» **Record extracts**:
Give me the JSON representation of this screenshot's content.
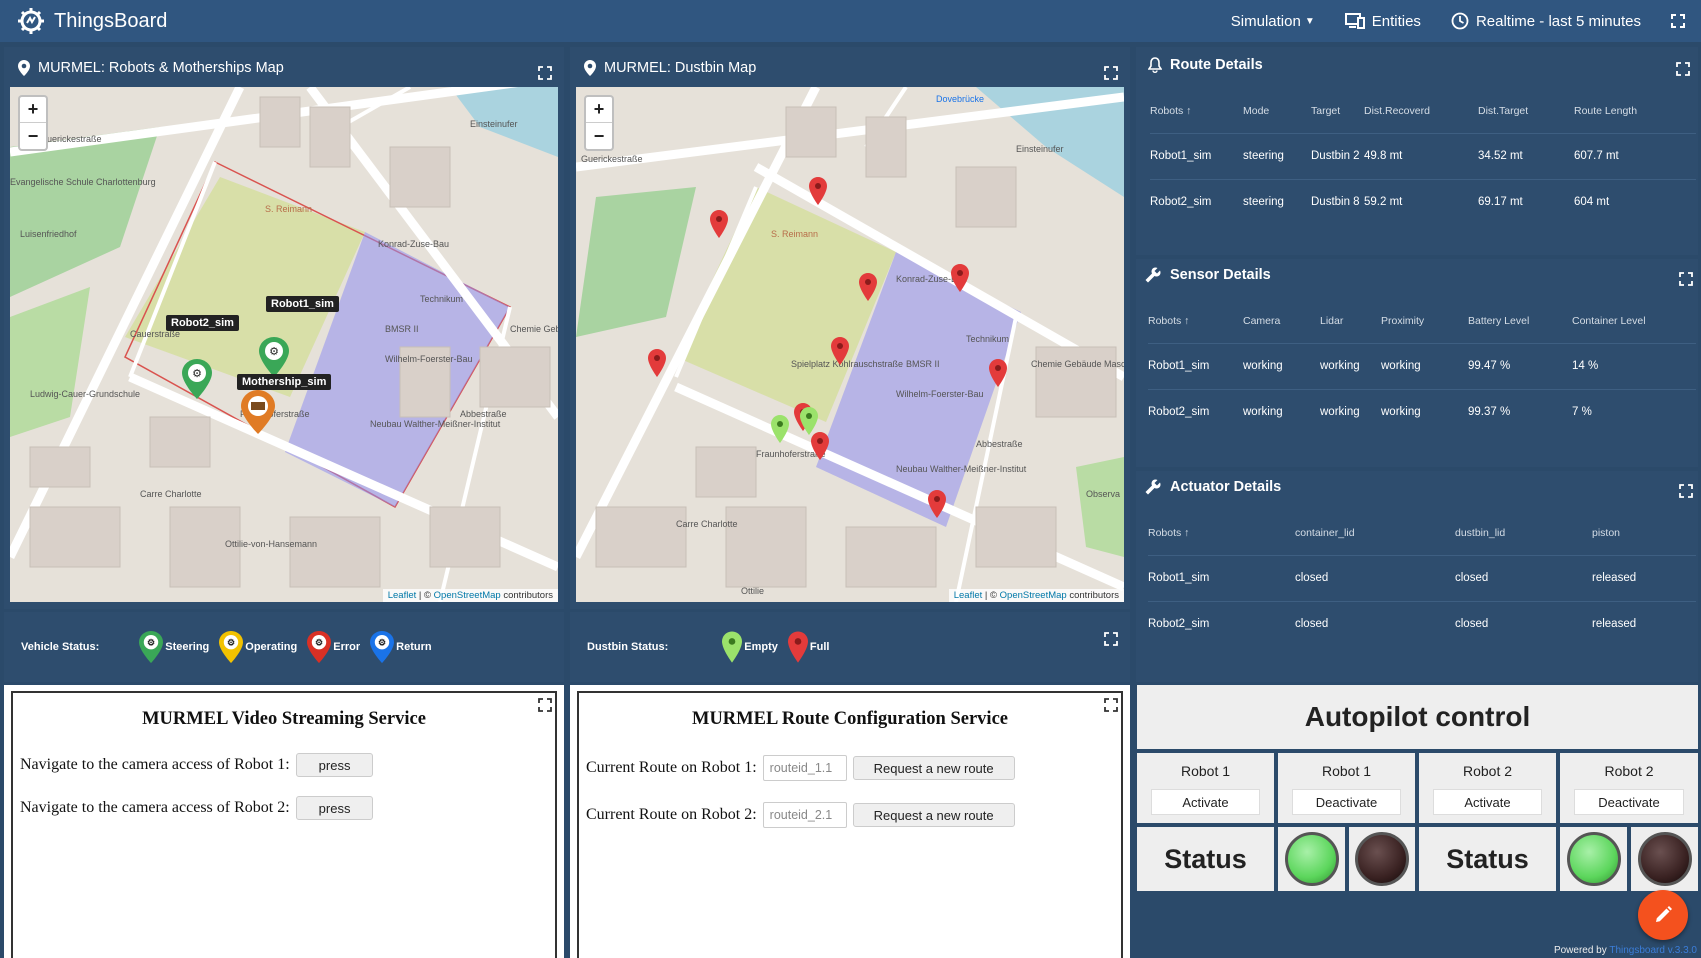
{
  "app": {
    "logo_text": "ThingsBoard",
    "simulation_label": "Simulation",
    "entities_label": "Entities",
    "realtime_label": "Realtime - last 5 minutes"
  },
  "map1": {
    "title": "MURMEL: Robots & Motherships Map",
    "labels": {
      "robot2": "Robot2_sim",
      "robot1": "Robot1_sim",
      "mothership": "Mothership_sim"
    },
    "streets": [
      "Guerickestraße",
      "Evangelische Schule Charlottenburg",
      "Luisenfriedhof",
      "S. Reimann",
      "Konrad-Zuse-Bau",
      "Technikum",
      "BMSR II",
      "Wilhelm-Foerster-Bau",
      "Fraunhoferstraße",
      "Abbestraße",
      "Chemie Gebäude Maschi",
      "Ludwig-Cauer-Grundschule",
      "Neubau Walther-Meißner-Institut",
      "Carre Charlotte",
      "Ottilie-von-Hansemann",
      "Einsteinufer",
      "Cauerstraße"
    ]
  },
  "map2": {
    "title": "MURMEL: Dustbin Map",
    "streets": [
      "Guerickestraße",
      "Dovebrücke",
      "S. Reimann",
      "Konrad-Zuse-Bau",
      "Technikum",
      "BMSR II",
      "Wilhelm-Foerster-Bau",
      "Fraunhoferstraße",
      "Abbestraße",
      "Chemie Gebäude Maschinenhaus",
      "Spielplatz Kohlrauschstraße",
      "Neubau Walther-Meißner-Institut",
      "Carre Charlotte",
      "Observa",
      "Einsteinufer",
      "Ottilie"
    ]
  },
  "attribution": {
    "leaflet": "Leaflet",
    "sep": " | © ",
    "osm": "OpenStreetMap",
    "rest": " contributors"
  },
  "vehicle_legend": {
    "label": "Vehicle Status:",
    "items": [
      {
        "name": "Steering",
        "color": "#3aa757"
      },
      {
        "name": "Operating",
        "color": "#f2c200"
      },
      {
        "name": "Error",
        "color": "#d93025"
      },
      {
        "name": "Return",
        "color": "#1a73e8"
      }
    ]
  },
  "dustbin_legend": {
    "label": "Dustbin Status:",
    "items": [
      {
        "name": "Empty",
        "color": "#9be26b"
      },
      {
        "name": "Full",
        "color": "#e33b3b"
      }
    ]
  },
  "video_service": {
    "title": "MURMEL Video Streaming Service",
    "row1": "Navigate to the camera access of Robot 1:",
    "row2": "Navigate to the camera access of Robot 2:",
    "button": "press"
  },
  "route_service": {
    "title": "MURMEL Route Configuration Service",
    "row1": "Current Route on Robot 1:",
    "row2": "Current Route on Robot 2:",
    "placeholder1": "routeid_1.1",
    "placeholder2": "routeid_2.1",
    "button": "Request a new route"
  },
  "route_details": {
    "title": "Route Details",
    "headers": [
      "Robots ↑",
      "Mode",
      "Target",
      "Dist.Recoverd",
      "Dist.Target",
      "Route Length"
    ],
    "rows": [
      [
        "Robot1_sim",
        "steering",
        "Dustbin 2",
        "49.8 mt",
        "34.52 mt",
        "607.7 mt"
      ],
      [
        "Robot2_sim",
        "steering",
        "Dustbin 8",
        "59.2 mt",
        "69.17 mt",
        "604 mt"
      ]
    ]
  },
  "sensor_details": {
    "title": "Sensor Details",
    "headers": [
      "Robots ↑",
      "Camera",
      "Lidar",
      "Proximity",
      "Battery Level",
      "Container Level"
    ],
    "rows": [
      [
        "Robot1_sim",
        "working",
        "working",
        "working",
        "99.47 %",
        "14 %"
      ],
      [
        "Robot2_sim",
        "working",
        "working",
        "working",
        "99.37 %",
        "7 %"
      ]
    ]
  },
  "actuator_details": {
    "title": "Actuator Details",
    "headers": [
      "Robots ↑",
      "container_lid",
      "dustbin_lid",
      "piston"
    ],
    "rows": [
      [
        "Robot1_sim",
        "closed",
        "closed",
        "released"
      ],
      [
        "Robot2_sim",
        "closed",
        "closed",
        "released"
      ]
    ]
  },
  "autopilot": {
    "title": "Autopilot control",
    "cells": [
      {
        "robot": "Robot 1",
        "action": "Activate"
      },
      {
        "robot": "Robot 1",
        "action": "Deactivate"
      },
      {
        "robot": "Robot 2",
        "action": "Activate"
      },
      {
        "robot": "Robot 2",
        "action": "Deactivate"
      }
    ],
    "status_label": "Status",
    "lamp_on_color": "#5cd65c",
    "lamp_off_color": "#3a2222"
  },
  "footer": {
    "powered_by": "Powered by ",
    "product": "Thingsboard v.3.3.0"
  }
}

» **Given problem**: Filter the listing above by the word "Chemie"; copy each line that passes.

» **Complete response**:
      "Chemie Gebäude Maschi",
      "Chemie Gebäude Maschinenhaus",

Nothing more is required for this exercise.